* **PROBLEM**
In the records below, find each line with the word "triangle" and copy it.

--*--

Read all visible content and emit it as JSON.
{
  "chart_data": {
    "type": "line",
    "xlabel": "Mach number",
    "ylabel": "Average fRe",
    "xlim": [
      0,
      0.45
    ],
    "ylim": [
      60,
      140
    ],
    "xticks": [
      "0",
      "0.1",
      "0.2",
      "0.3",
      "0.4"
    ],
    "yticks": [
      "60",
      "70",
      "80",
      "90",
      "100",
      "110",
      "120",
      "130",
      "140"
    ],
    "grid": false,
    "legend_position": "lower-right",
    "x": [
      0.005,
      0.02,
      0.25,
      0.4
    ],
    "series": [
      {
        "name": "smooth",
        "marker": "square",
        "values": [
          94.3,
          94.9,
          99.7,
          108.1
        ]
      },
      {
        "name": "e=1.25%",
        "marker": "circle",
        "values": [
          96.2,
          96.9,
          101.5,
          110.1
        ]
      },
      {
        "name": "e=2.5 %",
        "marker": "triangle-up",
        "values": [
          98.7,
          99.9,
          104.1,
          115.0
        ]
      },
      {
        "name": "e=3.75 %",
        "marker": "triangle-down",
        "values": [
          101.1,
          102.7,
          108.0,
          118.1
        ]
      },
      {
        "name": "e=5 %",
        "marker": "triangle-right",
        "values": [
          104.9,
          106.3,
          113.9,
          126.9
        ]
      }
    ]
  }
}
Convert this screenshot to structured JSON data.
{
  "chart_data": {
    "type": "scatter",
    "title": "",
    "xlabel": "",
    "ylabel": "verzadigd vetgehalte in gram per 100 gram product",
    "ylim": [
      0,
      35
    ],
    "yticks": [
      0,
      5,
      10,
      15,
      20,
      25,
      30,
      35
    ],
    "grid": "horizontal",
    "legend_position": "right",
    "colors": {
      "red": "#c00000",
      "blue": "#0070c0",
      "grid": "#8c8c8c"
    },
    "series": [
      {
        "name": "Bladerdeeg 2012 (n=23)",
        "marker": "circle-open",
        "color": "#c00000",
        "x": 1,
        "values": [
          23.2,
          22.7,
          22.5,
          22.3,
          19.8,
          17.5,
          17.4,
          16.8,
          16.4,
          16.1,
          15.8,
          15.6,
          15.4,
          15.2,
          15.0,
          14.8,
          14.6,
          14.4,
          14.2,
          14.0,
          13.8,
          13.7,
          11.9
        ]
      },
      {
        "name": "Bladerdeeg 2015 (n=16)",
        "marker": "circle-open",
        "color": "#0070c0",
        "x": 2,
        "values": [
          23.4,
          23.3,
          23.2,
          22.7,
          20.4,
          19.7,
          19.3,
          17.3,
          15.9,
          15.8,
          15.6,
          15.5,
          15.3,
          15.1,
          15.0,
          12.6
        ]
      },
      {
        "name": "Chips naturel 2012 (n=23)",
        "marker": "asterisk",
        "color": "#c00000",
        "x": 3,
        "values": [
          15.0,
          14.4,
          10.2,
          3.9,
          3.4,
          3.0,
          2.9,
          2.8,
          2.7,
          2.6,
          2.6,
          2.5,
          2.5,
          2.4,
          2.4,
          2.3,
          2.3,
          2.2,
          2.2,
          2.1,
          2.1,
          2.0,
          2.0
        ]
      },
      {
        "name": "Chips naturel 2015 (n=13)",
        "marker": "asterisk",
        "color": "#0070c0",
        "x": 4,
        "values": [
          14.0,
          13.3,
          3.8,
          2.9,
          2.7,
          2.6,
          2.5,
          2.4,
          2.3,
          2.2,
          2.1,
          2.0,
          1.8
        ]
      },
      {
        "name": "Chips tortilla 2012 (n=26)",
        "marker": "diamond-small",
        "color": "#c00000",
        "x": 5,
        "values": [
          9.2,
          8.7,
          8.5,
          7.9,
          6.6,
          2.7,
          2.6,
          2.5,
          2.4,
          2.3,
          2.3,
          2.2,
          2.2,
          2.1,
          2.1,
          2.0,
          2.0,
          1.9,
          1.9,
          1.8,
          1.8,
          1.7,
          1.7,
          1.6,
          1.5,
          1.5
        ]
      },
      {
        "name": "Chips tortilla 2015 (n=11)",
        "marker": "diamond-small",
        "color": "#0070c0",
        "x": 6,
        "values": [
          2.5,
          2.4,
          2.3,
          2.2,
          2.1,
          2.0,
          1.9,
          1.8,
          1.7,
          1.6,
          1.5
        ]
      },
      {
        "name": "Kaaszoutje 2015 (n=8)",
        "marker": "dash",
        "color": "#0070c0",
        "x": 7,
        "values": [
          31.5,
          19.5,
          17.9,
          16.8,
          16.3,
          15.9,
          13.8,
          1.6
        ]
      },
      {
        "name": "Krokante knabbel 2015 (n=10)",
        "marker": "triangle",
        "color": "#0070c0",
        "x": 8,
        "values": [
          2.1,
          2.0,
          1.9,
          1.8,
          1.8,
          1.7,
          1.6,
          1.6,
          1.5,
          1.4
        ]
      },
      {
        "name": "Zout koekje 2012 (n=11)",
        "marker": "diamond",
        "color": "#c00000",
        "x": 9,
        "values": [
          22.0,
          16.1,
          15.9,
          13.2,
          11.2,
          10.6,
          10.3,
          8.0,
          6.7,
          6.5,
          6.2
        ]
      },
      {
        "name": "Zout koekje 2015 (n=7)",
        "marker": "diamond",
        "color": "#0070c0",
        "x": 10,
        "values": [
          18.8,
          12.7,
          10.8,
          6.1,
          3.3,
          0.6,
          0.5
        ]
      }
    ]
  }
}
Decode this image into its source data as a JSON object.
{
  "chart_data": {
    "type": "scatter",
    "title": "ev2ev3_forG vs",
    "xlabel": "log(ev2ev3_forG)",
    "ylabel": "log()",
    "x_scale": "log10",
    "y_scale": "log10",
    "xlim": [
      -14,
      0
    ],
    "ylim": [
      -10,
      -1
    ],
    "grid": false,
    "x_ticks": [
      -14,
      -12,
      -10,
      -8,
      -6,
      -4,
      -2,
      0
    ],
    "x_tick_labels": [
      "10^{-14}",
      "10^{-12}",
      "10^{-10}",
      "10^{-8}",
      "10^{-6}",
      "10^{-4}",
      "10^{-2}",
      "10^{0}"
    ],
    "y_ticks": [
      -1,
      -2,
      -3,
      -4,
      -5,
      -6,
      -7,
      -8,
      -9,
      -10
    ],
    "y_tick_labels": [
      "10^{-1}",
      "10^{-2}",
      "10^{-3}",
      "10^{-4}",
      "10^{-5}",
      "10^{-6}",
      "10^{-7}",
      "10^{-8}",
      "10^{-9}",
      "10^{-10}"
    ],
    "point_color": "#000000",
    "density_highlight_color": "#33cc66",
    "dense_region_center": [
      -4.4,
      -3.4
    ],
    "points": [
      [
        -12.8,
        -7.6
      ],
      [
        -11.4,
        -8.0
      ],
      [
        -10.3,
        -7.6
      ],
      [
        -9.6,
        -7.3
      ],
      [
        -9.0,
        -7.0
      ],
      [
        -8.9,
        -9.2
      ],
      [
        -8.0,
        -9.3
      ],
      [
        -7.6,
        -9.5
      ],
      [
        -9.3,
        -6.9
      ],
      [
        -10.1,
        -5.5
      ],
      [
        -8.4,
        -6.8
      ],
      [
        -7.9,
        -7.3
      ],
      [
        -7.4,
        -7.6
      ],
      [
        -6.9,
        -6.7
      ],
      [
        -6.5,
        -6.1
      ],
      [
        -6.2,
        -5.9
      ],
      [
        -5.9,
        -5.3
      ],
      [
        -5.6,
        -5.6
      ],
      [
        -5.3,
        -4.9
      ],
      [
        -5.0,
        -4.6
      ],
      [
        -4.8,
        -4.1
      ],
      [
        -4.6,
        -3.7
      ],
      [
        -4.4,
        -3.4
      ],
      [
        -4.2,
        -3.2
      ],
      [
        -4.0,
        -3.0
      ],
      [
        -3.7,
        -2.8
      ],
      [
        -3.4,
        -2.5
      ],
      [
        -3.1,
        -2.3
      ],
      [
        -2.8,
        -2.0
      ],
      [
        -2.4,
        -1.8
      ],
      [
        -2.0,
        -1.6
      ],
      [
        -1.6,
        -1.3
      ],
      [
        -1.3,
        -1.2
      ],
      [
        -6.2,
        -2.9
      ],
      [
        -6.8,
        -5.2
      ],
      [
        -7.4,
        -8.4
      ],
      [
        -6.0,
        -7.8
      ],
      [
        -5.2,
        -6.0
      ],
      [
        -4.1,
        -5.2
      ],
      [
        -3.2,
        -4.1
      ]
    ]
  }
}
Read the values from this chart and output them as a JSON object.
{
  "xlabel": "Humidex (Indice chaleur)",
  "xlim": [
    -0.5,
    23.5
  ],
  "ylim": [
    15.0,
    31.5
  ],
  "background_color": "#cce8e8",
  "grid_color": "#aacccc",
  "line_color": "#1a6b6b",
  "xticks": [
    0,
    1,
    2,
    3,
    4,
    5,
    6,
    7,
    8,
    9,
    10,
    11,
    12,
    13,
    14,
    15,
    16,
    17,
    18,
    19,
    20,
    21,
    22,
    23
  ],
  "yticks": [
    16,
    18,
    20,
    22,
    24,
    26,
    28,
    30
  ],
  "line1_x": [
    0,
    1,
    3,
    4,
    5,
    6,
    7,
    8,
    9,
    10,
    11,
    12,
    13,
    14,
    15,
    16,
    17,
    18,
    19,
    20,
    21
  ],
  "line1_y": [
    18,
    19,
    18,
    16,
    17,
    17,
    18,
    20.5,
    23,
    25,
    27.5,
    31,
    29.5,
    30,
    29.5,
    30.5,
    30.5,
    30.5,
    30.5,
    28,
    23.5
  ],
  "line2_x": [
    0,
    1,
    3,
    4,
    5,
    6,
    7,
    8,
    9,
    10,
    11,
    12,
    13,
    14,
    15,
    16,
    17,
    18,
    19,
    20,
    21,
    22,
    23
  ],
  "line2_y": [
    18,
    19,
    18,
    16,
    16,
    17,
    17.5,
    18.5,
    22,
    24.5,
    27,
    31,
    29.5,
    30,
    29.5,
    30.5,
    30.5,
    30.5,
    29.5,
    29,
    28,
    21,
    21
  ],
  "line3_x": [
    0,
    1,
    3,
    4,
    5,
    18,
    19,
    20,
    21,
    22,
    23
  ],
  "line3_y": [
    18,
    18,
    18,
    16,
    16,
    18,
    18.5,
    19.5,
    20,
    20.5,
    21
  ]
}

--*--

* **SOLUTION FOR THIS PROBLEM**
        "marker": "triangle-up",
        "marker": "triangle-down",
        "marker": "triangle-right",
        "marker": "triangle",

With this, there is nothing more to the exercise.